--- start RECORDS SHOWN ---
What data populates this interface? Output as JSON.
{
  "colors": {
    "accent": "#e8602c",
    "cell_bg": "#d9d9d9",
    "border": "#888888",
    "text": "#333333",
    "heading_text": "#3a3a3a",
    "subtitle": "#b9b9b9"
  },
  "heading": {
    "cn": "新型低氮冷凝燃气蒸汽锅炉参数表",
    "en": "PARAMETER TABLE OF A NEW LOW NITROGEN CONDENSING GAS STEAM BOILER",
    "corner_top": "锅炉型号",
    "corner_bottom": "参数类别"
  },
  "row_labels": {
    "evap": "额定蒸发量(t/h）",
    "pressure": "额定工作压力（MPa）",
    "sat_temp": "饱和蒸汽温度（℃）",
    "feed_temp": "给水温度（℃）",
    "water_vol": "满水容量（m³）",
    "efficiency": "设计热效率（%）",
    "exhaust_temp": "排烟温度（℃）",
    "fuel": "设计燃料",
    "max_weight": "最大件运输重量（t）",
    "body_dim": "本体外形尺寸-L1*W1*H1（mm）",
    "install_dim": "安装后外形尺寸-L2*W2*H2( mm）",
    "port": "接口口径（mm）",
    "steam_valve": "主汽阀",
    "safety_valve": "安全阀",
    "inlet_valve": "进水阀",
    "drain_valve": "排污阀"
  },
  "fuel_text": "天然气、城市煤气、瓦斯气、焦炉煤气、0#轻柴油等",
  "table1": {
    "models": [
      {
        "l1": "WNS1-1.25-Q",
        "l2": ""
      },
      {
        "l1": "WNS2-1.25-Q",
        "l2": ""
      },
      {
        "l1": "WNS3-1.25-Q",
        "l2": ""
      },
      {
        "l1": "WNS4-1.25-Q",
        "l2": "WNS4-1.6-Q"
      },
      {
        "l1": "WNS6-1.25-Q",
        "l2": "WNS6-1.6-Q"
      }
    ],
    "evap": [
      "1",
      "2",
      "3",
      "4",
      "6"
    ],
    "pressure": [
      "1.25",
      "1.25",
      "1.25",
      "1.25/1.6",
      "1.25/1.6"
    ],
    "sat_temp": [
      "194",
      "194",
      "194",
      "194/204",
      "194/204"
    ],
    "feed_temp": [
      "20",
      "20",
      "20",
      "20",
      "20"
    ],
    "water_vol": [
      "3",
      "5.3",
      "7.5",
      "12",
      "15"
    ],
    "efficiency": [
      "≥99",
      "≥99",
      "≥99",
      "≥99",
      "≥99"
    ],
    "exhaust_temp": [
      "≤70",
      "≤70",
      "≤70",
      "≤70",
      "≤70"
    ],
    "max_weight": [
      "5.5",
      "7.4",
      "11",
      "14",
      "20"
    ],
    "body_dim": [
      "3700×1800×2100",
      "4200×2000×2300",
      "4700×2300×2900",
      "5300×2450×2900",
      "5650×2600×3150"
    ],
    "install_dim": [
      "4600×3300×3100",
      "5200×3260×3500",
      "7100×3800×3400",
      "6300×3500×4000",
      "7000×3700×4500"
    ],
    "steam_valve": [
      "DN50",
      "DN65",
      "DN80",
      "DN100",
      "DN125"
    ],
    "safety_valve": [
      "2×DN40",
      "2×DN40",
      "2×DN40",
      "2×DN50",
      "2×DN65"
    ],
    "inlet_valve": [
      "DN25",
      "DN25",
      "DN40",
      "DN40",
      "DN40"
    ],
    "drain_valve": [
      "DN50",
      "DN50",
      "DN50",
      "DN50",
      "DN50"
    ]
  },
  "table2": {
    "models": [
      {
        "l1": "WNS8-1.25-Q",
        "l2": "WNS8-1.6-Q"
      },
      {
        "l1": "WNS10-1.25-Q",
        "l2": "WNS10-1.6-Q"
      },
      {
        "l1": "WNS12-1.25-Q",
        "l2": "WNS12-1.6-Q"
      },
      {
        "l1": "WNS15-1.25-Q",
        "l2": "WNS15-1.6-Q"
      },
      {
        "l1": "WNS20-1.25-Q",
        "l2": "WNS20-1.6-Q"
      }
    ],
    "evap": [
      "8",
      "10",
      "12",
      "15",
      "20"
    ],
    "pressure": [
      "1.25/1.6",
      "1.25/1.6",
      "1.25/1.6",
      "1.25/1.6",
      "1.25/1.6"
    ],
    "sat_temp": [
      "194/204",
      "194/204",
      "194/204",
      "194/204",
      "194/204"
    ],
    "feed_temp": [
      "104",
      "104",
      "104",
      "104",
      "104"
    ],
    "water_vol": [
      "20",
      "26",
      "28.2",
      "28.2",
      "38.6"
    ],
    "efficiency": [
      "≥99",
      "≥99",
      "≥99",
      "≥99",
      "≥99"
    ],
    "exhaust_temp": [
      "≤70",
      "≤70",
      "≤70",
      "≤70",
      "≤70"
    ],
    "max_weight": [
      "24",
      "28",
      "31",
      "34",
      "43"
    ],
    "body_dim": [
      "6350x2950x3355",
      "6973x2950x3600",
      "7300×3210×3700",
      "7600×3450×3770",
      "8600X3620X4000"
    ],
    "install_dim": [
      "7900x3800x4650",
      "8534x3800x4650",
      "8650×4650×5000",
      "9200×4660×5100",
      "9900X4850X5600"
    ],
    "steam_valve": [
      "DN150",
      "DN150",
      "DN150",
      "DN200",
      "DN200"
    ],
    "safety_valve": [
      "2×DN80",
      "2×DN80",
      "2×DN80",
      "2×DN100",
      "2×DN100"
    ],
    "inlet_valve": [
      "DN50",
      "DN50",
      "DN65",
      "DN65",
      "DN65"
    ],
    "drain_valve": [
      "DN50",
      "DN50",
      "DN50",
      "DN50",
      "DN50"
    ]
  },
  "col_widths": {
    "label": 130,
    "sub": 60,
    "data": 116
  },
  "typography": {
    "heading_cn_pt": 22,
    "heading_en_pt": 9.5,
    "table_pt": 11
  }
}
--- end RECORDS SHOWN ---
### EXERCISE BRIEF
Print the whole listing exactly as it is.

### OUTPUT OF THE EXERCISE
What data populates this interface? Output as JSON.
{
  "colors": {
    "accent": "#e8602c",
    "cell_bg": "#d9d9d9",
    "border": "#888888",
    "text": "#333333",
    "heading_text": "#3a3a3a",
    "subtitle": "#b9b9b9"
  },
  "heading": {
    "cn": "新型低氮冷凝燃气蒸汽锅炉参数表",
    "en": "PARAMETER TABLE OF A NEW LOW NITROGEN CONDENSING GAS STEAM BOILER",
    "corner_top": "锅炉型号",
    "corner_bottom": "参数类别"
  },
  "row_labels": {
    "evap": "额定蒸发量(t/h）",
    "pressure": "额定工作压力（MPa）",
    "sat_temp": "饱和蒸汽温度（℃）",
    "feed_temp": "给水温度（℃）",
    "water_vol": "满水容量（m³）",
    "efficiency": "设计热效率（%）",
    "exhaust_temp": "排烟温度（℃）",
    "fuel": "设计燃料",
    "max_weight": "最大件运输重量（t）",
    "body_dim": "本体外形尺寸-L1*W1*H1（mm）",
    "install_dim": "安装后外形尺寸-L2*W2*H2( mm）",
    "port": "接口口径（mm）",
    "steam_valve": "主汽阀",
    "safety_valve": "安全阀",
    "inlet_valve": "进水阀",
    "drain_valve": "排污阀"
  },
  "fuel_text": "天然气、城市煤气、瓦斯气、焦炉煤气、0#轻柴油等",
  "table1": {
    "models": [
      {
        "l1": "WNS1-1.25-Q",
        "l2": ""
      },
      {
        "l1": "WNS2-1.25-Q",
        "l2": ""
      },
      {
        "l1": "WNS3-1.25-Q",
        "l2": ""
      },
      {
        "l1": "WNS4-1.25-Q",
        "l2": "WNS4-1.6-Q"
      },
      {
        "l1": "WNS6-1.25-Q",
        "l2": "WNS6-1.6-Q"
      }
    ],
    "evap": [
      "1",
      "2",
      "3",
      "4",
      "6"
    ],
    "pressure": [
      "1.25",
      "1.25",
      "1.25",
      "1.25/1.6",
      "1.25/1.6"
    ],
    "sat_temp": [
      "194",
      "194",
      "194",
      "194/204",
      "194/204"
    ],
    "feed_temp": [
      "20",
      "20",
      "20",
      "20",
      "20"
    ],
    "water_vol": [
      "3",
      "5.3",
      "7.5",
      "12",
      "15"
    ],
    "efficiency": [
      "≥99",
      "≥99",
      "≥99",
      "≥99",
      "≥99"
    ],
    "exhaust_temp": [
      "≤70",
      "≤70",
      "≤70",
      "≤70",
      "≤70"
    ],
    "max_weight": [
      "5.5",
      "7.4",
      "11",
      "14",
      "20"
    ],
    "body_dim": [
      "3700×1800×2100",
      "4200×2000×2300",
      "4700×2300×2900",
      "5300×2450×2900",
      "5650×2600×3150"
    ],
    "install_dim": [
      "4600×3300×3100",
      "5200×3260×3500",
      "7100×3800×3400",
      "6300×3500×4000",
      "7000×3700×4500"
    ],
    "steam_valve": [
      "DN50",
      "DN65",
      "DN80",
      "DN100",
      "DN125"
    ],
    "safety_valve": [
      "2×DN40",
      "2×DN40",
      "2×DN40",
      "2×DN50",
      "2×DN65"
    ],
    "inlet_valve": [
      "DN25",
      "DN25",
      "DN40",
      "DN40",
      "DN40"
    ],
    "drain_valve": [
      "DN50",
      "DN50",
      "DN50",
      "DN50",
      "DN50"
    ]
  },
  "table2": {
    "models": [
      {
        "l1": "WNS8-1.25-Q",
        "l2": "WNS8-1.6-Q"
      },
      {
        "l1": "WNS10-1.25-Q",
        "l2": "WNS10-1.6-Q"
      },
      {
        "l1": "WNS12-1.25-Q",
        "l2": "WNS12-1.6-Q"
      },
      {
        "l1": "WNS15-1.25-Q",
        "l2": "WNS15-1.6-Q"
      },
      {
        "l1": "WNS20-1.25-Q",
        "l2": "WNS20-1.6-Q"
      }
    ],
    "evap": [
      "8",
      "10",
      "12",
      "15",
      "20"
    ],
    "pressure": [
      "1.25/1.6",
      "1.25/1.6",
      "1.25/1.6",
      "1.25/1.6",
      "1.25/1.6"
    ],
    "sat_temp": [
      "194/204",
      "194/204",
      "194/204",
      "194/204",
      "194/204"
    ],
    "feed_temp": [
      "104",
      "104",
      "104",
      "104",
      "104"
    ],
    "water_vol": [
      "20",
      "26",
      "28.2",
      "28.2",
      "38.6"
    ],
    "efficiency": [
      "≥99",
      "≥99",
      "≥99",
      "≥99",
      "≥99"
    ],
    "exhaust_temp": [
      "≤70",
      "≤70",
      "≤70",
      "≤70",
      "≤70"
    ],
    "max_weight": [
      "24",
      "28",
      "31",
      "34",
      "43"
    ],
    "body_dim": [
      "6350x2950x3355",
      "6973x2950x3600",
      "7300×3210×3700",
      "7600×3450×3770",
      "8600X3620X4000"
    ],
    "install_dim": [
      "7900x3800x4650",
      "8534x3800x4650",
      "8650×4650×5000",
      "9200×4660×5100",
      "9900X4850X5600"
    ],
    "steam_valve": [
      "DN150",
      "DN150",
      "DN150",
      "DN200",
      "DN200"
    ],
    "safety_valve": [
      "2×DN80",
      "2×DN80",
      "2×DN80",
      "2×DN100",
      "2×DN100"
    ],
    "inlet_valve": [
      "DN50",
      "DN50",
      "DN65",
      "DN65",
      "DN65"
    ],
    "drain_valve": [
      "DN50",
      "DN50",
      "DN50",
      "DN50",
      "DN50"
    ]
  },
  "col_widths": {
    "label": 130,
    "sub": 60,
    "data": 116
  },
  "typography": {
    "heading_cn_pt": 22,
    "heading_en_pt": 9.5,
    "table_pt": 11
  }
}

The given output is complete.